▸ **Work instructions**
Scan the material below for the string "Knie", and copy every line where it shows up.

▸ **Records shown**
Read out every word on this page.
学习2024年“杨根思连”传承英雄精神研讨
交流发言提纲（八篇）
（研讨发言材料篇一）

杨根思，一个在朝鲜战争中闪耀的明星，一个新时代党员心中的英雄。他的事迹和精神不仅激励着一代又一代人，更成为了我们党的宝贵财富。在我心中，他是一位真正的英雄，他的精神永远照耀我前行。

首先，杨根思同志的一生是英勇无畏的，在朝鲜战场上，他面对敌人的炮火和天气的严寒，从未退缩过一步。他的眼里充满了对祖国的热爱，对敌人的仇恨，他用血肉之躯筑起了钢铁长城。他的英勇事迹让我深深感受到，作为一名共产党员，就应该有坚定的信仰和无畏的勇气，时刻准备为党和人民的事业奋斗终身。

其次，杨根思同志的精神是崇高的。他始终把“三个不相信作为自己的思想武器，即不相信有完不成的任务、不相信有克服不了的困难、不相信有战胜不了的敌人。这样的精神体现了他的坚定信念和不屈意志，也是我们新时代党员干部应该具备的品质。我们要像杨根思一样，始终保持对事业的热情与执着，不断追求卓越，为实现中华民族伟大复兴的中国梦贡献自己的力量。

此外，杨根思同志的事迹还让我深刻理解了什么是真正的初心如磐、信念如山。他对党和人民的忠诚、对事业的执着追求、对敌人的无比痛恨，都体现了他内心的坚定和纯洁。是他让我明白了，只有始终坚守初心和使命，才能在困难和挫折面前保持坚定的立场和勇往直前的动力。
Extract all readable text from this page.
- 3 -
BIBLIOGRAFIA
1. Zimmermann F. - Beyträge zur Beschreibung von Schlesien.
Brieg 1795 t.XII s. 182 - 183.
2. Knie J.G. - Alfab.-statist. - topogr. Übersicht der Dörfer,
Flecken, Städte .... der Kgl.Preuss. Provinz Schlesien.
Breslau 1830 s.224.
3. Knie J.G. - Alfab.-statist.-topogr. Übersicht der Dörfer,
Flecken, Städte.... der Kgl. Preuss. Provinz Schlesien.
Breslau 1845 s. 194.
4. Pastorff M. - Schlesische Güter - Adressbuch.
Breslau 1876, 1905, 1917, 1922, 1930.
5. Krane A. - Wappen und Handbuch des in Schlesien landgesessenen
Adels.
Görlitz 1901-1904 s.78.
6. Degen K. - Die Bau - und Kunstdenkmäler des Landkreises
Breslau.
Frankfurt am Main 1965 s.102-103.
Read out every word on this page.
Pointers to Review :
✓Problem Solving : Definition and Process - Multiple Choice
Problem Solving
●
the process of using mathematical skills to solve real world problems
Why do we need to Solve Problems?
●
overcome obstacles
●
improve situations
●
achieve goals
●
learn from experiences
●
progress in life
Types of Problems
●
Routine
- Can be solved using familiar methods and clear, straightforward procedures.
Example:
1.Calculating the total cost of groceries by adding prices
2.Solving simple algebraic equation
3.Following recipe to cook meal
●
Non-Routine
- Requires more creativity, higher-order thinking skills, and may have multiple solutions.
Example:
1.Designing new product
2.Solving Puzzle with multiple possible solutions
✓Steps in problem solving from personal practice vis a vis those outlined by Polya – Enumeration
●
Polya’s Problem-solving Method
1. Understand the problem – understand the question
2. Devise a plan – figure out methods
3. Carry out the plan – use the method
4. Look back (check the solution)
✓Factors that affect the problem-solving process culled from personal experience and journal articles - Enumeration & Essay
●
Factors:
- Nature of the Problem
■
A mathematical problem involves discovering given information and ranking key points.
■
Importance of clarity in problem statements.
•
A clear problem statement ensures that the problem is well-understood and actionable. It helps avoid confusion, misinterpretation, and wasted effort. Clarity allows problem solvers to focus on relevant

▸ **Response below**
2. Knie J.G. - Alfab.-statist. - topogr. Übersicht der Dörfer,
3. Knie J.G. - Alfab.-statist.-topogr. Übersicht der Dörfer,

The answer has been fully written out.